::: Source records :::
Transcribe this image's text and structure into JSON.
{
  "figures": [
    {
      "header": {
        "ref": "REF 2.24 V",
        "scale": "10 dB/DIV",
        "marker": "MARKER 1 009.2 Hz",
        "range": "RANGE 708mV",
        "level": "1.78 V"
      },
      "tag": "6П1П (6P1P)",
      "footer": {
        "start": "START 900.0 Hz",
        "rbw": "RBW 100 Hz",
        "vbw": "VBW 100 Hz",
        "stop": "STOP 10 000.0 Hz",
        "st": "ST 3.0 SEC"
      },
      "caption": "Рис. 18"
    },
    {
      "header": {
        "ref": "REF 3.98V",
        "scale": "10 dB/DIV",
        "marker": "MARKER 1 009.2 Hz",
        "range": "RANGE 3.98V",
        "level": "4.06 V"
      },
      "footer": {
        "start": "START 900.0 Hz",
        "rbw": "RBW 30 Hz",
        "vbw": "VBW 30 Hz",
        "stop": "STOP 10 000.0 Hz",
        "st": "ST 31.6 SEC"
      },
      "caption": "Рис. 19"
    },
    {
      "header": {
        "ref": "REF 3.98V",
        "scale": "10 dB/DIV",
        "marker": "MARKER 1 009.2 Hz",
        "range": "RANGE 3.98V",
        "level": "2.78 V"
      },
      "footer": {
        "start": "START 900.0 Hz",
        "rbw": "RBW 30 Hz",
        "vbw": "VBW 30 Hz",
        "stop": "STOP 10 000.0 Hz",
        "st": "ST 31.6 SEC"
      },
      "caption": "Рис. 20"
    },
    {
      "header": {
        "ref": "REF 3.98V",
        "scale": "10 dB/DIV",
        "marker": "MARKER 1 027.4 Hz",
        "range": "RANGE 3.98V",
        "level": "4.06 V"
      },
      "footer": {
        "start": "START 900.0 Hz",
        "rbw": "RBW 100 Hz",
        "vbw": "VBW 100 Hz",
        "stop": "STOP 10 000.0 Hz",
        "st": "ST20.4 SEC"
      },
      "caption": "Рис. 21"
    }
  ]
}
:::
Please quote every record above exactly as it appears.

## Full output
Transcribe this image's text and structure into JSON.
{
  "figures": [
    {
      "header": {
        "ref": "REF 2.24 V",
        "scale": "10 dB/DIV",
        "marker": "MARKER 1 009.2 Hz",
        "range": "RANGE 708mV",
        "level": "1.78 V"
      },
      "tag": "6П1П (6P1P)",
      "footer": {
        "start": "START 900.0 Hz",
        "rbw": "RBW 100 Hz",
        "vbw": "VBW 100 Hz",
        "stop": "STOP 10 000.0 Hz",
        "st": "ST 3.0 SEC"
      },
      "caption": "Рис. 18"
    },
    {
      "header": {
        "ref": "REF 3.98V",
        "scale": "10 dB/DIV",
        "marker": "MARKER 1 009.2 Hz",
        "range": "RANGE 3.98V",
        "level": "4.06 V"
      },
      "footer": {
        "start": "START 900.0 Hz",
        "rbw": "RBW 30 Hz",
        "vbw": "VBW 30 Hz",
        "stop": "STOP 10 000.0 Hz",
        "st": "ST 31.6 SEC"
      },
      "caption": "Рис. 19"
    },
    {
      "header": {
        "ref": "REF 3.98V",
        "scale": "10 dB/DIV",
        "marker": "MARKER 1 009.2 Hz",
        "range": "RANGE 3.98V",
        "level": "2.78 V"
      },
      "footer": {
        "start": "START 900.0 Hz",
        "rbw": "RBW 30 Hz",
        "vbw": "VBW 30 Hz",
        "stop": "STOP 10 000.0 Hz",
        "st": "ST 31.6 SEC"
      },
      "caption": "Рис. 20"
    },
    {
      "header": {
        "ref": "REF 3.98V",
        "scale": "10 dB/DIV",
        "marker": "MARKER 1 027.4 Hz",
        "range": "RANGE 3.98V",
        "level": "4.06 V"
      },
      "footer": {
        "start": "START 900.0 Hz",
        "rbw": "RBW 100 Hz",
        "vbw": "VBW 100 Hz",
        "stop": "STOP 10 000.0 Hz",
        "st": "ST20.4 SEC"
      },
      "caption": "Рис. 21"
    }
  ]
}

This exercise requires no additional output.